WHAT YOU NEED TO DO: Reproduce the material in full, exactly as written.
# # # #
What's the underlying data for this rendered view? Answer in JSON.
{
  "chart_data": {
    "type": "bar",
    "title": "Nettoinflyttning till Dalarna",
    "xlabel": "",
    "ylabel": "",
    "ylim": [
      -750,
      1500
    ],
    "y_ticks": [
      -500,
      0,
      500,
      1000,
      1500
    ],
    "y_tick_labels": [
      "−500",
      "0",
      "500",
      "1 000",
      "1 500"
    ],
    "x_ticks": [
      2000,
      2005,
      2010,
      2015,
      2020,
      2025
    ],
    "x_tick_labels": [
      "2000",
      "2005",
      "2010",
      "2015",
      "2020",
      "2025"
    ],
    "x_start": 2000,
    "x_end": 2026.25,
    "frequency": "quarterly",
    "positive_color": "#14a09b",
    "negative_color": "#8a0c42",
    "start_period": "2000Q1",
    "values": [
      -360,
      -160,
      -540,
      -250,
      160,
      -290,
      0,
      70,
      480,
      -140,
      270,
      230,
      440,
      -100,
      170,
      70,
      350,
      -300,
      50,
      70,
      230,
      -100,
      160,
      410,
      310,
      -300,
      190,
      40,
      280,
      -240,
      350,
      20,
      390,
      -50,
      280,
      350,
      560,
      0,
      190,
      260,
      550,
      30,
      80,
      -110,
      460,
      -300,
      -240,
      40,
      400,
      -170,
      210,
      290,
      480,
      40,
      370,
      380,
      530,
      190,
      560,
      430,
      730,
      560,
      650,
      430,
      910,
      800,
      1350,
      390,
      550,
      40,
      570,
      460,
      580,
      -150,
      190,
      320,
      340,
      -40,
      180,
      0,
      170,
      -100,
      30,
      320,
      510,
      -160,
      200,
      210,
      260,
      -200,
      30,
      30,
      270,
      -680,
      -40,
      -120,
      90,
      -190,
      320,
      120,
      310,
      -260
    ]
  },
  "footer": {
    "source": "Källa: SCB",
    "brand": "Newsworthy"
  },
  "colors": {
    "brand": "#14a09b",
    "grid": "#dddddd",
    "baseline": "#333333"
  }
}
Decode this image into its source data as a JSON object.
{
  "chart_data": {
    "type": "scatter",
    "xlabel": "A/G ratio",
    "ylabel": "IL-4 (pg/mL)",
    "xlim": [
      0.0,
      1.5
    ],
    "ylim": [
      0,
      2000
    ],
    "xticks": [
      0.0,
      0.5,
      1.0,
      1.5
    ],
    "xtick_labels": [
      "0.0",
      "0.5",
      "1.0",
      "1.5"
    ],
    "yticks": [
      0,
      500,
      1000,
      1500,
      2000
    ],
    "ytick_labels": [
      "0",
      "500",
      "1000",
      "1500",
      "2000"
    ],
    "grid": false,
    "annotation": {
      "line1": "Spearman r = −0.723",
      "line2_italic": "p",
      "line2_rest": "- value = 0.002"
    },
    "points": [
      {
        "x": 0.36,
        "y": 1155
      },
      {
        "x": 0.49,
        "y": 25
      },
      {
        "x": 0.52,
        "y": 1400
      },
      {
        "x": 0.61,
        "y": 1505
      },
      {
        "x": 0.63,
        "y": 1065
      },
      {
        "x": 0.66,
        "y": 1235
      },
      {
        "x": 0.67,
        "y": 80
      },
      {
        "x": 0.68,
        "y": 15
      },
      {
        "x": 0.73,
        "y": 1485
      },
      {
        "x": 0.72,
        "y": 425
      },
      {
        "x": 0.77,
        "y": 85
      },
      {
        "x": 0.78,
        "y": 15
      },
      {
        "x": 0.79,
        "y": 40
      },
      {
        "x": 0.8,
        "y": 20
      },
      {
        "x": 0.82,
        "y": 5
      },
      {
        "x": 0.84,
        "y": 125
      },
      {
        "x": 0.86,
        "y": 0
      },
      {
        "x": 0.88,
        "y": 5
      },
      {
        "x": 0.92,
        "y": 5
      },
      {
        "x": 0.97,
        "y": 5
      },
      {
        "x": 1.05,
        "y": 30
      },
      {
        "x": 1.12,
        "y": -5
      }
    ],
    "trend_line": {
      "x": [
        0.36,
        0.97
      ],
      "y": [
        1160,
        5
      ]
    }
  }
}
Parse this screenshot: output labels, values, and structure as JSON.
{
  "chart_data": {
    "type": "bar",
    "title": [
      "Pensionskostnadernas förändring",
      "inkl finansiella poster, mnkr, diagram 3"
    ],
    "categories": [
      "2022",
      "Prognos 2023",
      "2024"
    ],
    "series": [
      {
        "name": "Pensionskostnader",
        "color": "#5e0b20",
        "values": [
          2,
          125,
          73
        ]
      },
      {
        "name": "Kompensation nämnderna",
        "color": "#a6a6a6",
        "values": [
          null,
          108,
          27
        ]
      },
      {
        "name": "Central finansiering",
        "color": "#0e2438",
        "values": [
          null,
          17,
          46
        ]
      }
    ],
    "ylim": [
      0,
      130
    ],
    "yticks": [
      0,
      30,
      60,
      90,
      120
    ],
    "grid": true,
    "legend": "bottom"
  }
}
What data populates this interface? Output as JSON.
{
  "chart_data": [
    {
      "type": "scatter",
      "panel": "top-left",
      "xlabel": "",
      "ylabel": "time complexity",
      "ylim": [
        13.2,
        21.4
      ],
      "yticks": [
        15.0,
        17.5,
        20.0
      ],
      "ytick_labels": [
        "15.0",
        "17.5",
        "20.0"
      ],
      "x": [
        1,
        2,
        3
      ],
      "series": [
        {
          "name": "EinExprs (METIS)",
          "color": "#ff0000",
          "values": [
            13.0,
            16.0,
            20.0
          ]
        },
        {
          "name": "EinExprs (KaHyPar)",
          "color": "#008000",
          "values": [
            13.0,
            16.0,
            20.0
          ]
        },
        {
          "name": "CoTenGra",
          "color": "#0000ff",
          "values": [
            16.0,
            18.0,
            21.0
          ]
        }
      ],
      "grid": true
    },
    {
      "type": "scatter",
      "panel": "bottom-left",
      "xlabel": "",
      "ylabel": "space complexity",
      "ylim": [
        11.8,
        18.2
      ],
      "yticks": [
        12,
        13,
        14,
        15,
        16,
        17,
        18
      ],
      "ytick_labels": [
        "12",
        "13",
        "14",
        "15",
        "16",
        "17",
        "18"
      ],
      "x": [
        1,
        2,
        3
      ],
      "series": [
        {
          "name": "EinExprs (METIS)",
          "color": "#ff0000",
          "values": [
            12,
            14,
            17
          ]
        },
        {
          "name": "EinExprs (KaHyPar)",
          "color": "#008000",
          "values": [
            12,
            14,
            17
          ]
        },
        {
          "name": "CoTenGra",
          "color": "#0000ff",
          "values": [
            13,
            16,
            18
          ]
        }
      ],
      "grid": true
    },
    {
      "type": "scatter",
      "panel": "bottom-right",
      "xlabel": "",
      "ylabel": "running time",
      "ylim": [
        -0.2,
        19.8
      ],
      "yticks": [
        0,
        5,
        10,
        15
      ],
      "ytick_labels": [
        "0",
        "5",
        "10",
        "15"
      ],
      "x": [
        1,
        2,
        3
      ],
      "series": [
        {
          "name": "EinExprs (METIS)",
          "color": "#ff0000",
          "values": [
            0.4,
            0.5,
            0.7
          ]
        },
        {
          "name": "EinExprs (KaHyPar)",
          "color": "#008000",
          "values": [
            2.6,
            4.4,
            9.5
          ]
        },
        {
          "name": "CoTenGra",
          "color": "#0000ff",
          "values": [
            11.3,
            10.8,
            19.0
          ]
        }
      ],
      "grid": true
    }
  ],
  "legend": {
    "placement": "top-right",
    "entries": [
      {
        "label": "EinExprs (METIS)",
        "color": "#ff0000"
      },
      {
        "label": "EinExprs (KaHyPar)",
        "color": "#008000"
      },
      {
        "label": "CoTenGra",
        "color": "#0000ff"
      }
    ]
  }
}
# # # #
TASK OUTPUT:
What's the underlying data for this rendered view? Answer in JSON.
{
  "chart_data": {
    "type": "bar",
    "title": "Nettoinflyttning till Dalarna",
    "xlabel": "",
    "ylabel": "",
    "ylim": [
      -750,
      1500
    ],
    "y_ticks": [
      -500,
      0,
      500,
      1000,
      1500
    ],
    "y_tick_labels": [
      "−500",
      "0",
      "500",
      "1 000",
      "1 500"
    ],
    "x_ticks": [
      2000,
      2005,
      2010,
      2015,
      2020,
      2025
    ],
    "x_tick_labels": [
      "2000",
      "2005",
      "2010",
      "2015",
      "2020",
      "2025"
    ],
    "x_start": 2000,
    "x_end": 2026.25,
    "frequency": "quarterly",
    "positive_color": "#14a09b",
    "negative_color": "#8a0c42",
    "start_period": "2000Q1",
    "values": [
      -360,
      -160,
      -540,
      -250,
      160,
      -290,
      0,
      70,
      480,
      -140,
      270,
      230,
      440,
      -100,
      170,
      70,
      350,
      -300,
      50,
      70,
      230,
      -100,
      160,
      410,
      310,
      -300,
      190,
      40,
      280,
      -240,
      350,
      20,
      390,
      -50,
      280,
      350,
      560,
      0,
      190,
      260,
      550,
      30,
      80,
      -110,
      460,
      -300,
      -240,
      40,
      400,
      -170,
      210,
      290,
      480,
      40,
      370,
      380,
      530,
      190,
      560,
      430,
      730,
      560,
      650,
      430,
      910,
      800,
      1350,
      390,
      550,
      40,
      570,
      460,
      580,
      -150,
      190,
      320,
      340,
      -40,
      180,
      0,
      170,
      -100,
      30,
      320,
      510,
      -160,
      200,
      210,
      260,
      -200,
      30,
      30,
      270,
      -680,
      -40,
      -120,
      90,
      -190,
      320,
      120,
      310,
      -260
    ]
  },
  "footer": {
    "source": "Källa: SCB",
    "brand": "Newsworthy"
  },
  "colors": {
    "brand": "#14a09b",
    "grid": "#dddddd",
    "baseline": "#333333"
  }
}
Decode this image into its source data as a JSON object.
{
  "chart_data": {
    "type": "scatter",
    "xlabel": "A/G ratio",
    "ylabel": "IL-4 (pg/mL)",
    "xlim": [
      0.0,
      1.5
    ],
    "ylim": [
      0,
      2000
    ],
    "xticks": [
      0.0,
      0.5,
      1.0,
      1.5
    ],
    "xtick_labels": [
      "0.0",
      "0.5",
      "1.0",
      "1.5"
    ],
    "yticks": [
      0,
      500,
      1000,
      1500,
      2000
    ],
    "ytick_labels": [
      "0",
      "500",
      "1000",
      "1500",
      "2000"
    ],
    "grid": false,
    "annotation": {
      "line1": "Spearman r = −0.723",
      "line2_italic": "p",
      "line2_rest": "- value = 0.002"
    },
    "points": [
      {
        "x": 0.36,
        "y": 1155
      },
      {
        "x": 0.49,
        "y": 25
      },
      {
        "x": 0.52,
        "y": 1400
      },
      {
        "x": 0.61,
        "y": 1505
      },
      {
        "x": 0.63,
        "y": 1065
      },
      {
        "x": 0.66,
        "y": 1235
      },
      {
        "x": 0.67,
        "y": 80
      },
      {
        "x": 0.68,
        "y": 15
      },
      {
        "x": 0.73,
        "y": 1485
      },
      {
        "x": 0.72,
        "y": 425
      },
      {
        "x": 0.77,
        "y": 85
      },
      {
        "x": 0.78,
        "y": 15
      },
      {
        "x": 0.79,
        "y": 40
      },
      {
        "x": 0.8,
        "y": 20
      },
      {
        "x": 0.82,
        "y": 5
      },
      {
        "x": 0.84,
        "y": 125
      },
      {
        "x": 0.86,
        "y": 0
      },
      {
        "x": 0.88,
        "y": 5
      },
      {
        "x": 0.92,
        "y": 5
      },
      {
        "x": 0.97,
        "y": 5
      },
      {
        "x": 1.05,
        "y": 30
      },
      {
        "x": 1.12,
        "y": -5
      }
    ],
    "trend_line": {
      "x": [
        0.36,
        0.97
      ],
      "y": [
        1160,
        5
      ]
    }
  }
}
Parse this screenshot: output labels, values, and structure as JSON.
{
  "chart_data": {
    "type": "bar",
    "title": [
      "Pensionskostnadernas förändring",
      "inkl finansiella poster, mnkr, diagram 3"
    ],
    "categories": [
      "2022",
      "Prognos 2023",
      "2024"
    ],
    "series": [
      {
        "name": "Pensionskostnader",
        "color": "#5e0b20",
        "values": [
          2,
          125,
          73
        ]
      },
      {
        "name": "Kompensation nämnderna",
        "color": "#a6a6a6",
        "values": [
          null,
          108,
          27
        ]
      },
      {
        "name": "Central finansiering",
        "color": "#0e2438",
        "values": [
          null,
          17,
          46
        ]
      }
    ],
    "ylim": [
      0,
      130
    ],
    "yticks": [
      0,
      30,
      60,
      90,
      120
    ],
    "grid": true,
    "legend": "bottom"
  }
}
What data populates this interface? Output as JSON.
{
  "chart_data": [
    {
      "type": "scatter",
      "panel": "top-left",
      "xlabel": "",
      "ylabel": "time complexity",
      "ylim": [
        13.2,
        21.4
      ],
      "yticks": [
        15.0,
        17.5,
        20.0
      ],
      "ytick_labels": [
        "15.0",
        "17.5",
        "20.0"
      ],
      "x": [
        1,
        2,
        3
      ],
      "series": [
        {
          "name": "EinExprs (METIS)",
          "color": "#ff0000",
          "values": [
            13.0,
            16.0,
            20.0
          ]
        },
        {
          "name": "EinExprs (KaHyPar)",
          "color": "#008000",
          "values": [
            13.0,
            16.0,
            20.0
          ]
        },
        {
          "name": "CoTenGra",
          "color": "#0000ff",
          "values": [
            16.0,
            18.0,
            21.0
          ]
        }
      ],
      "grid": true
    },
    {
      "type": "scatter",
      "panel": "bottom-left",
      "xlabel": "",
      "ylabel": "space complexity",
      "ylim": [
        11.8,
        18.2
      ],
      "yticks": [
        12,
        13,
        14,
        15,
        16,
        17,
        18
      ],
      "ytick_labels": [
        "12",
        "13",
        "14",
        "15",
        "16",
        "17",
        "18"
      ],
      "x": [
        1,
        2,
        3
      ],
      "series": [
        {
          "name": "EinExprs (METIS)",
          "color": "#ff0000",
          "values": [
            12,
            14,
            17
          ]
        },
        {
          "name": "EinExprs (KaHyPar)",
          "color": "#008000",
          "values": [
            12,
            14,
            17
          ]
        },
        {
          "name": "CoTenGra",
          "color": "#0000ff",
          "values": [
            13,
            16,
            18
          ]
        }
      ],
      "grid": true
    },
    {
      "type": "scatter",
      "panel": "bottom-right",
      "xlabel": "",
      "ylabel": "running time",
      "ylim": [
        -0.2,
        19.8
      ],
      "yticks": [
        0,
        5,
        10,
        15
      ],
      "ytick_labels": [
        "0",
        "5",
        "10",
        "15"
      ],
      "x": [
        1,
        2,
        3
      ],
      "series": [
        {
          "name": "EinExprs (METIS)",
          "color": "#ff0000",
          "values": [
            0.4,
            0.5,
            0.7
          ]
        },
        {
          "name": "EinExprs (KaHyPar)",
          "color": "#008000",
          "values": [
            2.6,
            4.4,
            9.5
          ]
        },
        {
          "name": "CoTenGra",
          "color": "#0000ff",
          "values": [
            11.3,
            10.8,
            19.0
          ]
        }
      ],
      "grid": true
    }
  ],
  "legend": {
    "placement": "top-right",
    "entries": [
      {
        "label": "EinExprs (METIS)",
        "color": "#ff0000"
      },
      {
        "label": "EinExprs (KaHyPar)",
        "color": "#008000"
      },
      {
        "label": "CoTenGra",
        "color": "#0000ff"
      }
    ]
  }
}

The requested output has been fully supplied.